Extracted records

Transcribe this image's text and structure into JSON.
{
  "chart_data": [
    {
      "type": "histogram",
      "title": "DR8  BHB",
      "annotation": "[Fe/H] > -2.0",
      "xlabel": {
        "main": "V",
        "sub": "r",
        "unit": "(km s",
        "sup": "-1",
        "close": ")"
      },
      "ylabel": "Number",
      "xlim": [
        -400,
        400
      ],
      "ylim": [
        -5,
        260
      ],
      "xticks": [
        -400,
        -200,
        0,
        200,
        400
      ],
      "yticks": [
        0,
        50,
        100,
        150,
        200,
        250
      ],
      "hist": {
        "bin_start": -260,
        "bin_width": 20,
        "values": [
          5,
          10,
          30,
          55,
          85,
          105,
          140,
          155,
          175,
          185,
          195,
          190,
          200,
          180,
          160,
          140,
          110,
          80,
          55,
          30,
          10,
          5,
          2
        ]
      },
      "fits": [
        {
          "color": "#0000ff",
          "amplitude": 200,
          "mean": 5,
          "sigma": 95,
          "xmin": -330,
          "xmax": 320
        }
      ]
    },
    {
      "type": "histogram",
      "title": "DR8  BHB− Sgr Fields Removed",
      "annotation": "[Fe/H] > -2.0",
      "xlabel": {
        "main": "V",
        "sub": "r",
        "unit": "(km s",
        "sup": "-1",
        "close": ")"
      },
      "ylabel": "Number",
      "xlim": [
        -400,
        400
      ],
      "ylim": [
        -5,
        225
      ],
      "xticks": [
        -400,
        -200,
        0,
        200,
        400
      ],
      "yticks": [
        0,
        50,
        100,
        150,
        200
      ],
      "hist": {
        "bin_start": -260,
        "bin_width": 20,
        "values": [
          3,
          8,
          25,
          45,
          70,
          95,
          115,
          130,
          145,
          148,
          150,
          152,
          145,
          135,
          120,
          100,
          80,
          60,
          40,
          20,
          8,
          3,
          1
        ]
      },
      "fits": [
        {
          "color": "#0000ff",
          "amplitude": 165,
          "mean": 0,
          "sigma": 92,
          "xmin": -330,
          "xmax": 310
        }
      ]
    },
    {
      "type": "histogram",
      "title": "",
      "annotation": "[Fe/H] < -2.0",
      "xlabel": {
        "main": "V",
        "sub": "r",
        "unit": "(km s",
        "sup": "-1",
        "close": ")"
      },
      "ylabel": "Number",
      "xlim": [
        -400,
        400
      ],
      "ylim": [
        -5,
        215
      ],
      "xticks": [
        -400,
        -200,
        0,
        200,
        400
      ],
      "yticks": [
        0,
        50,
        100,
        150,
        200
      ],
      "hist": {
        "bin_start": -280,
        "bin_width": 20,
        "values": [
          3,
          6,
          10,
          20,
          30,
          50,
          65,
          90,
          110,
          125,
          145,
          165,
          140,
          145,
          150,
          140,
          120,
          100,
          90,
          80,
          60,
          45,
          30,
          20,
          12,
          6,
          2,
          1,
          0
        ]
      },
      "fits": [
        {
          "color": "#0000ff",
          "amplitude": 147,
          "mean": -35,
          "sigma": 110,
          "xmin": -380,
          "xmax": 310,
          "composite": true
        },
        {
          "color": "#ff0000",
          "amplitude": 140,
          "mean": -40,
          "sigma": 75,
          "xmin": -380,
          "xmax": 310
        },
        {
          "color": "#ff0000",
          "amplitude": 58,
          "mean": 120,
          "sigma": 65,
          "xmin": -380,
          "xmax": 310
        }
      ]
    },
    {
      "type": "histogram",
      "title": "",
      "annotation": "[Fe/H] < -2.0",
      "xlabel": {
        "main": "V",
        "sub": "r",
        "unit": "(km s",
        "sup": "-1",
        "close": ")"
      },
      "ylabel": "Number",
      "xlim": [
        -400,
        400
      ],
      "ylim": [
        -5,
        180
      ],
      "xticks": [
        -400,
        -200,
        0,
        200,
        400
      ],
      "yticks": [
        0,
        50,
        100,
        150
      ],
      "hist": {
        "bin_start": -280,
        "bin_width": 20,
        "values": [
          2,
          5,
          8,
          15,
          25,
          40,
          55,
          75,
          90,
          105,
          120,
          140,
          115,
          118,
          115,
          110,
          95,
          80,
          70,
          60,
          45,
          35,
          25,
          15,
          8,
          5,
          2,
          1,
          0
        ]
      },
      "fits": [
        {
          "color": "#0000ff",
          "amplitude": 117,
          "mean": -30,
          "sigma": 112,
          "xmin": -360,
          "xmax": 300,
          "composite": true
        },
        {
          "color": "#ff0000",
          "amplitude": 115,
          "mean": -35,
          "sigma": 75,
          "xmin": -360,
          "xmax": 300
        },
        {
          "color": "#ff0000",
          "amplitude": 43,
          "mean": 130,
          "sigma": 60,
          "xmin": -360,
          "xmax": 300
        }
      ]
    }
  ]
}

* Work required *
Retype all of the material above with every character intact.

* Output *
Transcribe this image's text and structure into JSON.
{
  "chart_data": [
    {
      "type": "histogram",
      "title": "DR8  BHB",
      "annotation": "[Fe/H] > -2.0",
      "xlabel": {
        "main": "V",
        "sub": "r",
        "unit": "(km s",
        "sup": "-1",
        "close": ")"
      },
      "ylabel": "Number",
      "xlim": [
        -400,
        400
      ],
      "ylim": [
        -5,
        260
      ],
      "xticks": [
        -400,
        -200,
        0,
        200,
        400
      ],
      "yticks": [
        0,
        50,
        100,
        150,
        200,
        250
      ],
      "hist": {
        "bin_start": -260,
        "bin_width": 20,
        "values": [
          5,
          10,
          30,
          55,
          85,
          105,
          140,
          155,
          175,
          185,
          195,
          190,
          200,
          180,
          160,
          140,
          110,
          80,
          55,
          30,
          10,
          5,
          2
        ]
      },
      "fits": [
        {
          "color": "#0000ff",
          "amplitude": 200,
          "mean": 5,
          "sigma": 95,
          "xmin": -330,
          "xmax": 320
        }
      ]
    },
    {
      "type": "histogram",
      "title": "DR8  BHB− Sgr Fields Removed",
      "annotation": "[Fe/H] > -2.0",
      "xlabel": {
        "main": "V",
        "sub": "r",
        "unit": "(km s",
        "sup": "-1",
        "close": ")"
      },
      "ylabel": "Number",
      "xlim": [
        -400,
        400
      ],
      "ylim": [
        -5,
        225
      ],
      "xticks": [
        -400,
        -200,
        0,
        200,
        400
      ],
      "yticks": [
        0,
        50,
        100,
        150,
        200
      ],
      "hist": {
        "bin_start": -260,
        "bin_width": 20,
        "values": [
          3,
          8,
          25,
          45,
          70,
          95,
          115,
          130,
          145,
          148,
          150,
          152,
          145,
          135,
          120,
          100,
          80,
          60,
          40,
          20,
          8,
          3,
          1
        ]
      },
      "fits": [
        {
          "color": "#0000ff",
          "amplitude": 165,
          "mean": 0,
          "sigma": 92,
          "xmin": -330,
          "xmax": 310
        }
      ]
    },
    {
      "type": "histogram",
      "title": "",
      "annotation": "[Fe/H] < -2.0",
      "xlabel": {
        "main": "V",
        "sub": "r",
        "unit": "(km s",
        "sup": "-1",
        "close": ")"
      },
      "ylabel": "Number",
      "xlim": [
        -400,
        400
      ],
      "ylim": [
        -5,
        215
      ],
      "xticks": [
        -400,
        -200,
        0,
        200,
        400
      ],
      "yticks": [
        0,
        50,
        100,
        150,
        200
      ],
      "hist": {
        "bin_start": -280,
        "bin_width": 20,
        "values": [
          3,
          6,
          10,
          20,
          30,
          50,
          65,
          90,
          110,
          125,
          145,
          165,
          140,
          145,
          150,
          140,
          120,
          100,
          90,
          80,
          60,
          45,
          30,
          20,
          12,
          6,
          2,
          1,
          0
        ]
      },
      "fits": [
        {
          "color": "#0000ff",
          "amplitude": 147,
          "mean": -35,
          "sigma": 110,
          "xmin": -380,
          "xmax": 310,
          "composite": true
        },
        {
          "color": "#ff0000",
          "amplitude": 140,
          "mean": -40,
          "sigma": 75,
          "xmin": -380,
          "xmax": 310
        },
        {
          "color": "#ff0000",
          "amplitude": 58,
          "mean": 120,
          "sigma": 65,
          "xmin": -380,
          "xmax": 310
        }
      ]
    },
    {
      "type": "histogram",
      "title": "",
      "annotation": "[Fe/H] < -2.0",
      "xlabel": {
        "main": "V",
        "sub": "r",
        "unit": "(km s",
        "sup": "-1",
        "close": ")"
      },
      "ylabel": "Number",
      "xlim": [
        -400,
        400
      ],
      "ylim": [
        -5,
        180
      ],
      "xticks": [
        -400,
        -200,
        0,
        200,
        400
      ],
      "yticks": [
        0,
        50,
        100,
        150
      ],
      "hist": {
        "bin_start": -280,
        "bin_width": 20,
        "values": [
          2,
          5,
          8,
          15,
          25,
          40,
          55,
          75,
          90,
          105,
          120,
          140,
          115,
          118,
          115,
          110,
          95,
          80,
          70,
          60,
          45,
          35,
          25,
          15,
          8,
          5,
          2,
          1,
          0
        ]
      },
      "fits": [
        {
          "color": "#0000ff",
          "amplitude": 117,
          "mean": -30,
          "sigma": 112,
          "xmin": -360,
          "xmax": 300,
          "composite": true
        },
        {
          "color": "#ff0000",
          "amplitude": 115,
          "mean": -35,
          "sigma": 75,
          "xmin": -360,
          "xmax": 300
        },
        {
          "color": "#ff0000",
          "amplitude": 43,
          "mean": 130,
          "sigma": 60,
          "xmin": -360,
          "xmax": 300
        }
      ]
    }
  ]
}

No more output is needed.